- Task directions
Rewrite the lines from the start of the records through the line containing "- y-tick-label: 0: [81, 102, 88, 116]", inclusive, replacing "series-line" with "data-line" and leaving everything else unchanged.
:: Data shown
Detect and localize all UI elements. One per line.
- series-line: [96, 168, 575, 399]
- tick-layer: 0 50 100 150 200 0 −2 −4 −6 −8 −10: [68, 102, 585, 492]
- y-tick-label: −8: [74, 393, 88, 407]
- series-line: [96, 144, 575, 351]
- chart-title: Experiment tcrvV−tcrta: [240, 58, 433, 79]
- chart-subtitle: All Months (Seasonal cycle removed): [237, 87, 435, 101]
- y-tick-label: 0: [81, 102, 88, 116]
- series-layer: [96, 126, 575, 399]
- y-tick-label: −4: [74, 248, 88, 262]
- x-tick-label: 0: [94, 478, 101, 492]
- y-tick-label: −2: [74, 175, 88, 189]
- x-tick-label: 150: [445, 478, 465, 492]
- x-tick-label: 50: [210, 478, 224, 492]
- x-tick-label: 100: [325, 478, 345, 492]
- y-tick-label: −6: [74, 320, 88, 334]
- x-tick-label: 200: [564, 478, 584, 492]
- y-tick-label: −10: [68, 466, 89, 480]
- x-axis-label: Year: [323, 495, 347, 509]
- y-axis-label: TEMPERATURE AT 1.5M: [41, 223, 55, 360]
::::
- Final result
Detect and localize all UI elements. One per line.
- data-line: [96, 168, 575, 399]
- tick-layer: 0 50 100 150 200 0 −2 −4 −6 −8 −10: [68, 102, 585, 492]
- y-tick-label: −8: [74, 393, 88, 407]
- data-line: [96, 144, 575, 351]
- chart-title: Experiment tcrvV−tcrta: [240, 58, 433, 79]
- chart-subtitle: All Months (Seasonal cycle removed): [237, 87, 435, 101]
- y-tick-label: 0: [81, 102, 88, 116]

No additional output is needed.